(Source records)
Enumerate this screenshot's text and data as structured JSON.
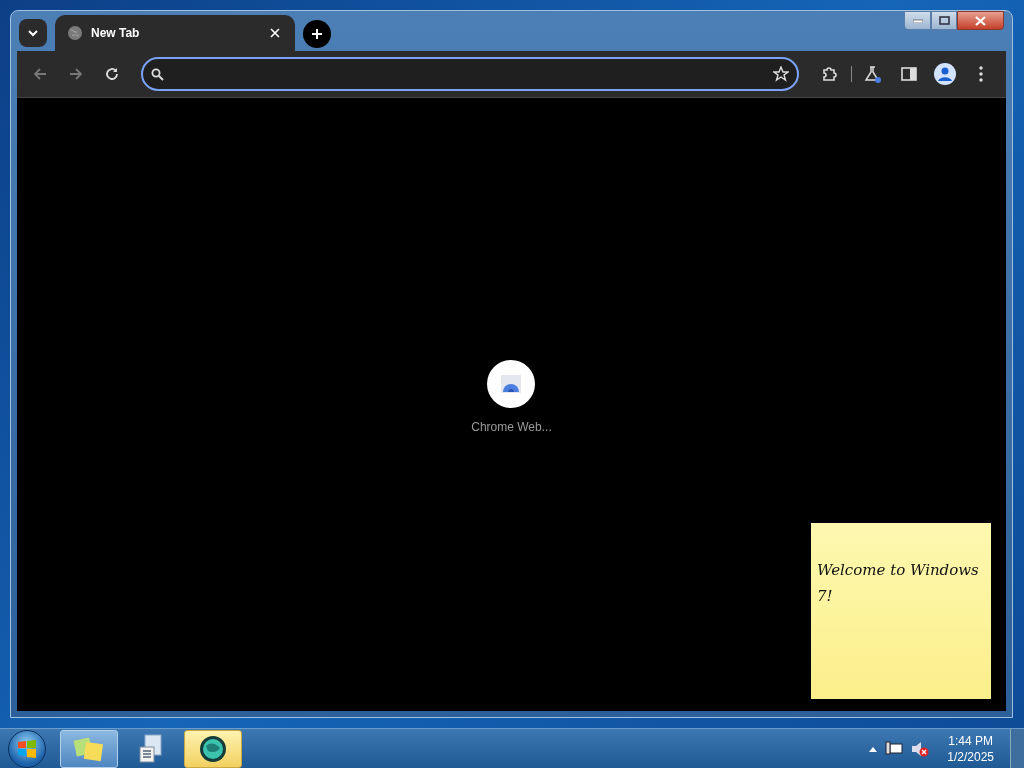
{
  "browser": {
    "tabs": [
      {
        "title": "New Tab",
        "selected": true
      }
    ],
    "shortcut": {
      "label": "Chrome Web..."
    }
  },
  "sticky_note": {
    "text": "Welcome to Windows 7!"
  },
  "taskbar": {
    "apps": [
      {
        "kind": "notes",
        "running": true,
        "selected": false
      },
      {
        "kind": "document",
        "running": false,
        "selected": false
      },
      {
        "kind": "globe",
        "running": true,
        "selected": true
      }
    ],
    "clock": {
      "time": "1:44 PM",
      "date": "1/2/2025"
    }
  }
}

* * *

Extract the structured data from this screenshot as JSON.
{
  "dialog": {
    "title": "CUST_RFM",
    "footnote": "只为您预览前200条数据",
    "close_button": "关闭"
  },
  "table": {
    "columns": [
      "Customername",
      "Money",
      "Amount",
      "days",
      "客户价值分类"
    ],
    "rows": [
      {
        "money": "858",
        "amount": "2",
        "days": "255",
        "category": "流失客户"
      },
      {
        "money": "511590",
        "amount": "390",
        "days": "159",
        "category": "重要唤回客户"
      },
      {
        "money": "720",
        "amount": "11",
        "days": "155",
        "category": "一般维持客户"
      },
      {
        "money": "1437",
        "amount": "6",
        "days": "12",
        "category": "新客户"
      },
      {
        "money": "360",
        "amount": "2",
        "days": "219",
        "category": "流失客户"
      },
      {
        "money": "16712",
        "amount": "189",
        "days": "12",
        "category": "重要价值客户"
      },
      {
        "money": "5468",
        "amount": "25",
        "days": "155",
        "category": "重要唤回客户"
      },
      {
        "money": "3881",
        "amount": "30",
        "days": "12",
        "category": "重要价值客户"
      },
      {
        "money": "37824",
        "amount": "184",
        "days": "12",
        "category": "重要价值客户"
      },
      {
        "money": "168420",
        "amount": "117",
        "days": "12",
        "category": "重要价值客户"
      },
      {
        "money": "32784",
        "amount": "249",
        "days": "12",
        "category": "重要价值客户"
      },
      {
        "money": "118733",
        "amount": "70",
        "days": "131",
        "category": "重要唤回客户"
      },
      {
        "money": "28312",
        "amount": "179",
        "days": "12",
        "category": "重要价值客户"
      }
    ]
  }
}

→ **WHAT TO WORK ON**
Tally the lines of the listing in which the word "text" occurs, and state the total alone.

→ **THE REPLY**
2